#### RECORDS TO USE:
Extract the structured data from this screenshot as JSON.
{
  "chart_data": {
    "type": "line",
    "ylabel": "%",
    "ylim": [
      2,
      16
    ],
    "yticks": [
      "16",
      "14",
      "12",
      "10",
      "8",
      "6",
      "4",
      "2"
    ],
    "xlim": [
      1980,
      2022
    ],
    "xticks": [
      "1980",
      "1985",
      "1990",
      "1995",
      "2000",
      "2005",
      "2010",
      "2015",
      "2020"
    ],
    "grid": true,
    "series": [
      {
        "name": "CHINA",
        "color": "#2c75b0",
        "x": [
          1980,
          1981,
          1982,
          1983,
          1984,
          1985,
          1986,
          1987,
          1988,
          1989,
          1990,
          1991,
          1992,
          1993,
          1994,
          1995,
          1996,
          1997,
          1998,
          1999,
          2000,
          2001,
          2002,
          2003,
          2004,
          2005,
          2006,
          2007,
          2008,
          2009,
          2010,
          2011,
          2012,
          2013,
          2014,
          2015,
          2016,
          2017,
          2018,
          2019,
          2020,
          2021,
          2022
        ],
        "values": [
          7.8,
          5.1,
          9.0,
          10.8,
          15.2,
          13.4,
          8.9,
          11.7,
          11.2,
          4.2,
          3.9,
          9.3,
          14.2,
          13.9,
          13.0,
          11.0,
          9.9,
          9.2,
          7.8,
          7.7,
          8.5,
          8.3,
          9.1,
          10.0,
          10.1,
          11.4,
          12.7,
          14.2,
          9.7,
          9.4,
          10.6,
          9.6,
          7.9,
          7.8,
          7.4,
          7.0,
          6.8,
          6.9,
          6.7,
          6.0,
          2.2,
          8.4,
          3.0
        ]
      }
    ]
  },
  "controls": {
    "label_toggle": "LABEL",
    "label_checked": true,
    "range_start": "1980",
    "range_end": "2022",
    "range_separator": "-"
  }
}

#### WHAT IS NEEDED:
Return what is listed above, exactly and completely.

#### SOLUTION TO THIS PROBLEM:
Extract the structured data from this screenshot as JSON.
{
  "chart_data": {
    "type": "line",
    "ylabel": "%",
    "ylim": [
      2,
      16
    ],
    "yticks": [
      "16",
      "14",
      "12",
      "10",
      "8",
      "6",
      "4",
      "2"
    ],
    "xlim": [
      1980,
      2022
    ],
    "xticks": [
      "1980",
      "1985",
      "1990",
      "1995",
      "2000",
      "2005",
      "2010",
      "2015",
      "2020"
    ],
    "grid": true,
    "series": [
      {
        "name": "CHINA",
        "color": "#2c75b0",
        "x": [
          1980,
          1981,
          1982,
          1983,
          1984,
          1985,
          1986,
          1987,
          1988,
          1989,
          1990,
          1991,
          1992,
          1993,
          1994,
          1995,
          1996,
          1997,
          1998,
          1999,
          2000,
          2001,
          2002,
          2003,
          2004,
          2005,
          2006,
          2007,
          2008,
          2009,
          2010,
          2011,
          2012,
          2013,
          2014,
          2015,
          2016,
          2017,
          2018,
          2019,
          2020,
          2021,
          2022
        ],
        "values": [
          7.8,
          5.1,
          9.0,
          10.8,
          15.2,
          13.4,
          8.9,
          11.7,
          11.2,
          4.2,
          3.9,
          9.3,
          14.2,
          13.9,
          13.0,
          11.0,
          9.9,
          9.2,
          7.8,
          7.7,
          8.5,
          8.3,
          9.1,
          10.0,
          10.1,
          11.4,
          12.7,
          14.2,
          9.7,
          9.4,
          10.6,
          9.6,
          7.9,
          7.8,
          7.4,
          7.0,
          6.8,
          6.9,
          6.7,
          6.0,
          2.2,
          8.4,
          3.0
        ]
      }
    ]
  },
  "controls": {
    "label_toggle": "LABEL",
    "label_checked": true,
    "range_start": "1980",
    "range_end": "2022",
    "range_separator": "-"
  }
}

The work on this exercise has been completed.